Data for processing:
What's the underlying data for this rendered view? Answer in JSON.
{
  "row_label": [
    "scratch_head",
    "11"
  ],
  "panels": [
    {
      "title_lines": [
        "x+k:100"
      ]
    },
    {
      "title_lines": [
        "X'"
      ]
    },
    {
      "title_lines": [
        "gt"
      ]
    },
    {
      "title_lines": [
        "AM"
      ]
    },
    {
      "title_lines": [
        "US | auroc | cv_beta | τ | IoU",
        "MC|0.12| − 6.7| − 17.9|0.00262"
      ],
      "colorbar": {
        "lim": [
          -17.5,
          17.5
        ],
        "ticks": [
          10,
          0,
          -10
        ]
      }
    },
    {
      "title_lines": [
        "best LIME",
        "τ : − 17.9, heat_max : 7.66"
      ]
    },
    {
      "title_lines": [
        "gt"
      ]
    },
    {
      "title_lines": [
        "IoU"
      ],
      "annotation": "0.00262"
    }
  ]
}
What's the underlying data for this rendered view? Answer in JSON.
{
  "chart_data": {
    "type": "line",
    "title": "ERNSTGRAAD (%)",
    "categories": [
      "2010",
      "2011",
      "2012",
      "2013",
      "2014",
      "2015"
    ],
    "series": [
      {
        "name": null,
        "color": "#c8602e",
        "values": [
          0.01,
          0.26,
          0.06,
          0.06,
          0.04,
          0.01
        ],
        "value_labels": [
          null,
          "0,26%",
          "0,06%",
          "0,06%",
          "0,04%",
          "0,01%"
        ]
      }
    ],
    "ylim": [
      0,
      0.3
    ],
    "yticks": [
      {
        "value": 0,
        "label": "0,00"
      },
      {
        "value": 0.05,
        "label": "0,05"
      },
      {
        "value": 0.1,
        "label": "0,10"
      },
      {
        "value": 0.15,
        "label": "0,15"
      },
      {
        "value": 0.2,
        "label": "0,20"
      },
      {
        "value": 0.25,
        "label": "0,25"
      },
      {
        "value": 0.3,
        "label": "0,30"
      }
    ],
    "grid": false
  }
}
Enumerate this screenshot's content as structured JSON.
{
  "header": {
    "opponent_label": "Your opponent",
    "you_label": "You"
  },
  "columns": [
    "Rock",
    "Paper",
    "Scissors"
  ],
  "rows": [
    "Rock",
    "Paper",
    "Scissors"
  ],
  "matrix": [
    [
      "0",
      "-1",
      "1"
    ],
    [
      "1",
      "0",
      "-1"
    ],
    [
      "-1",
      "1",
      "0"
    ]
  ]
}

What you are asked to do:
Write every record out again, unaltered.

Completed exercise:
What's the underlying data for this rendered view? Answer in JSON.
{
  "row_label": [
    "scratch_head",
    "11"
  ],
  "panels": [
    {
      "title_lines": [
        "x+k:100"
      ]
    },
    {
      "title_lines": [
        "X'"
      ]
    },
    {
      "title_lines": [
        "gt"
      ]
    },
    {
      "title_lines": [
        "AM"
      ]
    },
    {
      "title_lines": [
        "US | auroc | cv_beta | τ | IoU",
        "MC|0.12| − 6.7| − 17.9|0.00262"
      ],
      "colorbar": {
        "lim": [
          -17.5,
          17.5
        ],
        "ticks": [
          10,
          0,
          -10
        ]
      }
    },
    {
      "title_lines": [
        "best LIME",
        "τ : − 17.9, heat_max : 7.66"
      ]
    },
    {
      "title_lines": [
        "gt"
      ]
    },
    {
      "title_lines": [
        "IoU"
      ],
      "annotation": "0.00262"
    }
  ]
}
What's the underlying data for this rendered view? Answer in JSON.
{
  "chart_data": {
    "type": "line",
    "title": "ERNSTGRAAD (%)",
    "categories": [
      "2010",
      "2011",
      "2012",
      "2013",
      "2014",
      "2015"
    ],
    "series": [
      {
        "name": null,
        "color": "#c8602e",
        "values": [
          0.01,
          0.26,
          0.06,
          0.06,
          0.04,
          0.01
        ],
        "value_labels": [
          null,
          "0,26%",
          "0,06%",
          "0,06%",
          "0,04%",
          "0,01%"
        ]
      }
    ],
    "ylim": [
      0,
      0.3
    ],
    "yticks": [
      {
        "value": 0,
        "label": "0,00"
      },
      {
        "value": 0.05,
        "label": "0,05"
      },
      {
        "value": 0.1,
        "label": "0,10"
      },
      {
        "value": 0.15,
        "label": "0,15"
      },
      {
        "value": 0.2,
        "label": "0,20"
      },
      {
        "value": 0.25,
        "label": "0,25"
      },
      {
        "value": 0.3,
        "label": "0,30"
      }
    ],
    "grid": false
  }
}
Enumerate this screenshot's content as structured JSON.
{
  "header": {
    "opponent_label": "Your opponent",
    "you_label": "You"
  },
  "columns": [
    "Rock",
    "Paper",
    "Scissors"
  ],
  "rows": [
    "Rock",
    "Paper",
    "Scissors"
  ],
  "matrix": [
    [
      "0",
      "-1",
      "1"
    ],
    [
      "1",
      "0",
      "-1"
    ],
    [
      "-1",
      "1",
      "0"
    ]
  ]
}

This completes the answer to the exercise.